## Records provided
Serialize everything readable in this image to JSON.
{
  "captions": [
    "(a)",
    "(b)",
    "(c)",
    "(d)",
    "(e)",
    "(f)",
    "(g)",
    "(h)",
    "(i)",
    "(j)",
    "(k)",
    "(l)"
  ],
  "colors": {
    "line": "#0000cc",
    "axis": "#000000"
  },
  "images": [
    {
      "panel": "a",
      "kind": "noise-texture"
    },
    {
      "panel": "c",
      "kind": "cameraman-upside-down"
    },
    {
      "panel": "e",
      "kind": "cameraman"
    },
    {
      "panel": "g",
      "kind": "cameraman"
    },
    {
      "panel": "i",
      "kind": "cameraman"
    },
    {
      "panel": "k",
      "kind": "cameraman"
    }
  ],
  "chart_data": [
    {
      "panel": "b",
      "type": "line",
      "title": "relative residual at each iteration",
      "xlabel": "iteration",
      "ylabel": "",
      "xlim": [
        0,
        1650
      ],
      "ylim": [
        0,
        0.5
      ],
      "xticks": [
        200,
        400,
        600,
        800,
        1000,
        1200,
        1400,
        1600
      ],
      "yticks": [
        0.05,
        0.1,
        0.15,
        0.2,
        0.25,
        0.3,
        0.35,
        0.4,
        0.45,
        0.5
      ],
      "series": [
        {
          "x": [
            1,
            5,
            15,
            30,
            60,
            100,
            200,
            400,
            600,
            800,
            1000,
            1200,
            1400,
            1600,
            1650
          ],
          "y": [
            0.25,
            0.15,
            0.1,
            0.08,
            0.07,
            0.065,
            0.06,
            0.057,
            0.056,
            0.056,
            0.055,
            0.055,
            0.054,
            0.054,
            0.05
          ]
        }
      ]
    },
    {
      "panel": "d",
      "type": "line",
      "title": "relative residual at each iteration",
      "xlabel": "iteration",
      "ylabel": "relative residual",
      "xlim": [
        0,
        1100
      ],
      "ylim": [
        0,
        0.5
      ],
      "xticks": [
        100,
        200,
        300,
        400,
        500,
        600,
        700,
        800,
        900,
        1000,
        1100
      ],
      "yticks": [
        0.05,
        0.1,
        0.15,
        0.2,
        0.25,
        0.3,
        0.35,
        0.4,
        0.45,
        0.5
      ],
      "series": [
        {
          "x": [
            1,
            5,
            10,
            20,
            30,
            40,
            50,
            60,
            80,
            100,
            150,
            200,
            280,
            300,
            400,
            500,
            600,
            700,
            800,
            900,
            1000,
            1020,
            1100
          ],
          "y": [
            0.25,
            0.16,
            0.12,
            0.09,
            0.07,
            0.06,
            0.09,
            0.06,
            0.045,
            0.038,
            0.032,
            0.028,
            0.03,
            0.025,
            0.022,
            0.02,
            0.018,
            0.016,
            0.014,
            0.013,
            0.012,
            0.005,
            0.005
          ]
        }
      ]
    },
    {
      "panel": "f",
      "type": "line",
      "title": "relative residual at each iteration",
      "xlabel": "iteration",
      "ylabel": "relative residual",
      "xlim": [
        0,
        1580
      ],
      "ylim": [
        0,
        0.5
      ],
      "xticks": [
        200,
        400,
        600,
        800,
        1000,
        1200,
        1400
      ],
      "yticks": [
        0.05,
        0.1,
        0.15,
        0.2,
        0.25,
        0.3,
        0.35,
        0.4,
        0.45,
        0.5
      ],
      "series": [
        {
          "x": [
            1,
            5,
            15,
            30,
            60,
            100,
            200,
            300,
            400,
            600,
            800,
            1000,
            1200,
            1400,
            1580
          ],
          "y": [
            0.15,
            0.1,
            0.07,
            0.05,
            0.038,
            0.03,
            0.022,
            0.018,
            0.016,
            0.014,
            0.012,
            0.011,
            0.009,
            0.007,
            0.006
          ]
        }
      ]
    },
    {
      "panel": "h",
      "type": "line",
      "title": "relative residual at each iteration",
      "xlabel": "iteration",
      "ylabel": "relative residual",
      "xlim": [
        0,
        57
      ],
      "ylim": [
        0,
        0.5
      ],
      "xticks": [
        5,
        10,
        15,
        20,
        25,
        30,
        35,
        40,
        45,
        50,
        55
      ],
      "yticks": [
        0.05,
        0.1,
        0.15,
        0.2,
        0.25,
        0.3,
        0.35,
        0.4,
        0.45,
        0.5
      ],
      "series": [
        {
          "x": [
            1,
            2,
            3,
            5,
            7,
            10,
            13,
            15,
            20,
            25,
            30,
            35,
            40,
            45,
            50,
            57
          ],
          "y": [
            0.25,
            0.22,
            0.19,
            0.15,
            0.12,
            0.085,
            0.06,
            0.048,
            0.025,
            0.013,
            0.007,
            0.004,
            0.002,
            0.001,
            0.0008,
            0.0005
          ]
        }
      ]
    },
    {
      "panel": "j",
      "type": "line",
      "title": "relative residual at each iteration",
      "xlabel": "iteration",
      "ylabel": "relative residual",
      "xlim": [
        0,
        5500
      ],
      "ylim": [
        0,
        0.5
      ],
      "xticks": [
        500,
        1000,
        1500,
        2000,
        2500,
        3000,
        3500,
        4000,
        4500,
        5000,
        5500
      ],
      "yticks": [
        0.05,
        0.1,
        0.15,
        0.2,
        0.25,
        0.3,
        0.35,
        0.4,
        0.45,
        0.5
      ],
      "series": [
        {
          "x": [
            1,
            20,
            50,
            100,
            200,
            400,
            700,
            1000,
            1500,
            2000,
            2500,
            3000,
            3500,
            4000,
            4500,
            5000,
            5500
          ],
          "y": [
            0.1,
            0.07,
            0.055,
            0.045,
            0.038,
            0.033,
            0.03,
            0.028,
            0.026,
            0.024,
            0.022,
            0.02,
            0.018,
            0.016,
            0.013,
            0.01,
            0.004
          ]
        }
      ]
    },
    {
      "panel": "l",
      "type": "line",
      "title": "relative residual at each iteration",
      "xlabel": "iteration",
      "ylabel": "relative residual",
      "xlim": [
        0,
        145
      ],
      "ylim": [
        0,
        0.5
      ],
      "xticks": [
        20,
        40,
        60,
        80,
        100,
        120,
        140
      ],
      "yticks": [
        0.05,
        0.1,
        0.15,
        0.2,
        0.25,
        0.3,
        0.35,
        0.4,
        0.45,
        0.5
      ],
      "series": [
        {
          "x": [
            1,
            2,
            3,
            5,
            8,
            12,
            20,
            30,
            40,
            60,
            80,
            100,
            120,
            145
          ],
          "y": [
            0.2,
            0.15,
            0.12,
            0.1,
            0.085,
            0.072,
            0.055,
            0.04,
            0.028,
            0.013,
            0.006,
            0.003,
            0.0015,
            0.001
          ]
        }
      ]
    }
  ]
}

## Objective
Would you reproduce all the entries exactly?

## Solved exercise
Serialize everything readable in this image to JSON.
{
  "captions": [
    "(a)",
    "(b)",
    "(c)",
    "(d)",
    "(e)",
    "(f)",
    "(g)",
    "(h)",
    "(i)",
    "(j)",
    "(k)",
    "(l)"
  ],
  "colors": {
    "line": "#0000cc",
    "axis": "#000000"
  },
  "images": [
    {
      "panel": "a",
      "kind": "noise-texture"
    },
    {
      "panel": "c",
      "kind": "cameraman-upside-down"
    },
    {
      "panel": "e",
      "kind": "cameraman"
    },
    {
      "panel": "g",
      "kind": "cameraman"
    },
    {
      "panel": "i",
      "kind": "cameraman"
    },
    {
      "panel": "k",
      "kind": "cameraman"
    }
  ],
  "chart_data": [
    {
      "panel": "b",
      "type": "line",
      "title": "relative residual at each iteration",
      "xlabel": "iteration",
      "ylabel": "",
      "xlim": [
        0,
        1650
      ],
      "ylim": [
        0,
        0.5
      ],
      "xticks": [
        200,
        400,
        600,
        800,
        1000,
        1200,
        1400,
        1600
      ],
      "yticks": [
        0.05,
        0.1,
        0.15,
        0.2,
        0.25,
        0.3,
        0.35,
        0.4,
        0.45,
        0.5
      ],
      "series": [
        {
          "x": [
            1,
            5,
            15,
            30,
            60,
            100,
            200,
            400,
            600,
            800,
            1000,
            1200,
            1400,
            1600,
            1650
          ],
          "y": [
            0.25,
            0.15,
            0.1,
            0.08,
            0.07,
            0.065,
            0.06,
            0.057,
            0.056,
            0.056,
            0.055,
            0.055,
            0.054,
            0.054,
            0.05
          ]
        }
      ]
    },
    {
      "panel": "d",
      "type": "line",
      "title": "relative residual at each iteration",
      "xlabel": "iteration",
      "ylabel": "relative residual",
      "xlim": [
        0,
        1100
      ],
      "ylim": [
        0,
        0.5
      ],
      "xticks": [
        100,
        200,
        300,
        400,
        500,
        600,
        700,
        800,
        900,
        1000,
        1100
      ],
      "yticks": [
        0.05,
        0.1,
        0.15,
        0.2,
        0.25,
        0.3,
        0.35,
        0.4,
        0.45,
        0.5
      ],
      "series": [
        {
          "x": [
            1,
            5,
            10,
            20,
            30,
            40,
            50,
            60,
            80,
            100,
            150,
            200,
            280,
            300,
            400,
            500,
            600,
            700,
            800,
            900,
            1000,
            1020,
            1100
          ],
          "y": [
            0.25,
            0.16,
            0.12,
            0.09,
            0.07,
            0.06,
            0.09,
            0.06,
            0.045,
            0.038,
            0.032,
            0.028,
            0.03,
            0.025,
            0.022,
            0.02,
            0.018,
            0.016,
            0.014,
            0.013,
            0.012,
            0.005,
            0.005
          ]
        }
      ]
    },
    {
      "panel": "f",
      "type": "line",
      "title": "relative residual at each iteration",
      "xlabel": "iteration",
      "ylabel": "relative residual",
      "xlim": [
        0,
        1580
      ],
      "ylim": [
        0,
        0.5
      ],
      "xticks": [
        200,
        400,
        600,
        800,
        1000,
        1200,
        1400
      ],
      "yticks": [
        0.05,
        0.1,
        0.15,
        0.2,
        0.25,
        0.3,
        0.35,
        0.4,
        0.45,
        0.5
      ],
      "series": [
        {
          "x": [
            1,
            5,
            15,
            30,
            60,
            100,
            200,
            300,
            400,
            600,
            800,
            1000,
            1200,
            1400,
            1580
          ],
          "y": [
            0.15,
            0.1,
            0.07,
            0.05,
            0.038,
            0.03,
            0.022,
            0.018,
            0.016,
            0.014,
            0.012,
            0.011,
            0.009,
            0.007,
            0.006
          ]
        }
      ]
    },
    {
      "panel": "h",
      "type": "line",
      "title": "relative residual at each iteration",
      "xlabel": "iteration",
      "ylabel": "relative residual",
      "xlim": [
        0,
        57
      ],
      "ylim": [
        0,
        0.5
      ],
      "xticks": [
        5,
        10,
        15,
        20,
        25,
        30,
        35,
        40,
        45,
        50,
        55
      ],
      "yticks": [
        0.05,
        0.1,
        0.15,
        0.2,
        0.25,
        0.3,
        0.35,
        0.4,
        0.45,
        0.5
      ],
      "series": [
        {
          "x": [
            1,
            2,
            3,
            5,
            7,
            10,
            13,
            15,
            20,
            25,
            30,
            35,
            40,
            45,
            50,
            57
          ],
          "y": [
            0.25,
            0.22,
            0.19,
            0.15,
            0.12,
            0.085,
            0.06,
            0.048,
            0.025,
            0.013,
            0.007,
            0.004,
            0.002,
            0.001,
            0.0008,
            0.0005
          ]
        }
      ]
    },
    {
      "panel": "j",
      "type": "line",
      "title": "relative residual at each iteration",
      "xlabel": "iteration",
      "ylabel": "relative residual",
      "xlim": [
        0,
        5500
      ],
      "ylim": [
        0,
        0.5
      ],
      "xticks": [
        500,
        1000,
        1500,
        2000,
        2500,
        3000,
        3500,
        4000,
        4500,
        5000,
        5500
      ],
      "yticks": [
        0.05,
        0.1,
        0.15,
        0.2,
        0.25,
        0.3,
        0.35,
        0.4,
        0.45,
        0.5
      ],
      "series": [
        {
          "x": [
            1,
            20,
            50,
            100,
            200,
            400,
            700,
            1000,
            1500,
            2000,
            2500,
            3000,
            3500,
            4000,
            4500,
            5000,
            5500
          ],
          "y": [
            0.1,
            0.07,
            0.055,
            0.045,
            0.038,
            0.033,
            0.03,
            0.028,
            0.026,
            0.024,
            0.022,
            0.02,
            0.018,
            0.016,
            0.013,
            0.01,
            0.004
          ]
        }
      ]
    },
    {
      "panel": "l",
      "type": "line",
      "title": "relative residual at each iteration",
      "xlabel": "iteration",
      "ylabel": "relative residual",
      "xlim": [
        0,
        145
      ],
      "ylim": [
        0,
        0.5
      ],
      "xticks": [
        20,
        40,
        60,
        80,
        100,
        120,
        140
      ],
      "yticks": [
        0.05,
        0.1,
        0.15,
        0.2,
        0.25,
        0.3,
        0.35,
        0.4,
        0.45,
        0.5
      ],
      "series": [
        {
          "x": [
            1,
            2,
            3,
            5,
            8,
            12,
            20,
            30,
            40,
            60,
            80,
            100,
            120,
            145
          ],
          "y": [
            0.2,
            0.15,
            0.12,
            0.1,
            0.085,
            0.072,
            0.055,
            0.04,
            0.028,
            0.013,
            0.006,
            0.003,
            0.0015,
            0.001
          ]
        }
      ]
    }
  ]
}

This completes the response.